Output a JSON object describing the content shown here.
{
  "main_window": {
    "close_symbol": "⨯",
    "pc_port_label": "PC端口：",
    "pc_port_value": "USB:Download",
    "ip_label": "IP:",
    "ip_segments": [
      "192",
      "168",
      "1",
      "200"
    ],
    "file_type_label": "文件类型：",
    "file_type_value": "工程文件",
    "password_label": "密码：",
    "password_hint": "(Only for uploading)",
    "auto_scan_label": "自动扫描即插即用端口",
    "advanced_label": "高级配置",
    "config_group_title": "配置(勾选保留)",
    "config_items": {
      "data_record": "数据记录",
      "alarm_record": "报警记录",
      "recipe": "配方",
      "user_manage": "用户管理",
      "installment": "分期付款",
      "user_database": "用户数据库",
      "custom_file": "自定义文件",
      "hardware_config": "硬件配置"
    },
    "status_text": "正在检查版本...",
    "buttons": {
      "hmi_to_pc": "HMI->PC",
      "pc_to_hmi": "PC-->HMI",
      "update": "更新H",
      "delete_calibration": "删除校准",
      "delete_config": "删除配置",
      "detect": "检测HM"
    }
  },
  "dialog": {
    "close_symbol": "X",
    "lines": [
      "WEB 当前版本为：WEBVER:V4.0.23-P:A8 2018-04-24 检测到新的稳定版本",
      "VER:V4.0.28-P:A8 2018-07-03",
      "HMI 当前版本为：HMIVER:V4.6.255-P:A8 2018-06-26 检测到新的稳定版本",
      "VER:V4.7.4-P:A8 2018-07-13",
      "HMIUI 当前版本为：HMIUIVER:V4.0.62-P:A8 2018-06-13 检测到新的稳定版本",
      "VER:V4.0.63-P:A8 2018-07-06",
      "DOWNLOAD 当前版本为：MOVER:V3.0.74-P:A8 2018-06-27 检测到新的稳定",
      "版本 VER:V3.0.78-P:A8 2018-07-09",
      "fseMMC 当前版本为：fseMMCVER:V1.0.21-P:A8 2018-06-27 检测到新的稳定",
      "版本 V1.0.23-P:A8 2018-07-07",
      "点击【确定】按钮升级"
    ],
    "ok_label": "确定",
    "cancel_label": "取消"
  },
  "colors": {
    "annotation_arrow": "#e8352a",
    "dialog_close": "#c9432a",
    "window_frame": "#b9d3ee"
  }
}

☆ ☆ ☆ ☆ ☆ ☆ ☆

» WHAT IS EXPECTED: Every record above should be output exactly.

» ANSWER TO THE PROBLEM:
Output a JSON object describing the content shown here.
{
  "main_window": {
    "close_symbol": "⨯",
    "pc_port_label": "PC端口：",
    "pc_port_value": "USB:Download",
    "ip_label": "IP:",
    "ip_segments": [
      "192",
      "168",
      "1",
      "200"
    ],
    "file_type_label": "文件类型：",
    "file_type_value": "工程文件",
    "password_label": "密码：",
    "password_hint": "(Only for uploading)",
    "auto_scan_label": "自动扫描即插即用端口",
    "advanced_label": "高级配置",
    "config_group_title": "配置(勾选保留)",
    "config_items": {
      "data_record": "数据记录",
      "alarm_record": "报警记录",
      "recipe": "配方",
      "user_manage": "用户管理",
      "installment": "分期付款",
      "user_database": "用户数据库",
      "custom_file": "自定义文件",
      "hardware_config": "硬件配置"
    },
    "status_text": "正在检查版本...",
    "buttons": {
      "hmi_to_pc": "HMI->PC",
      "pc_to_hmi": "PC-->HMI",
      "update": "更新H",
      "delete_calibration": "删除校准",
      "delete_config": "删除配置",
      "detect": "检测HM"
    }
  },
  "dialog": {
    "close_symbol": "X",
    "lines": [
      "WEB 当前版本为：WEBVER:V4.0.23-P:A8 2018-04-24 检测到新的稳定版本",
      "VER:V4.0.28-P:A8 2018-07-03",
      "HMI 当前版本为：HMIVER:V4.6.255-P:A8 2018-06-26 检测到新的稳定版本",
      "VER:V4.7.4-P:A8 2018-07-13",
      "HMIUI 当前版本为：HMIUIVER:V4.0.62-P:A8 2018-06-13 检测到新的稳定版本",
      "VER:V4.0.63-P:A8 2018-07-06",
      "DOWNLOAD 当前版本为：MOVER:V3.0.74-P:A8 2018-06-27 检测到新的稳定",
      "版本 VER:V3.0.78-P:A8 2018-07-09",
      "fseMMC 当前版本为：fseMMCVER:V1.0.21-P:A8 2018-06-27 检测到新的稳定",
      "版本 V1.0.23-P:A8 2018-07-07",
      "点击【确定】按钮升级"
    ],
    "ok_label": "确定",
    "cancel_label": "取消"
  },
  "colors": {
    "annotation_arrow": "#e8352a",
    "dialog_close": "#c9432a",
    "window_frame": "#b9d3ee"
  }
}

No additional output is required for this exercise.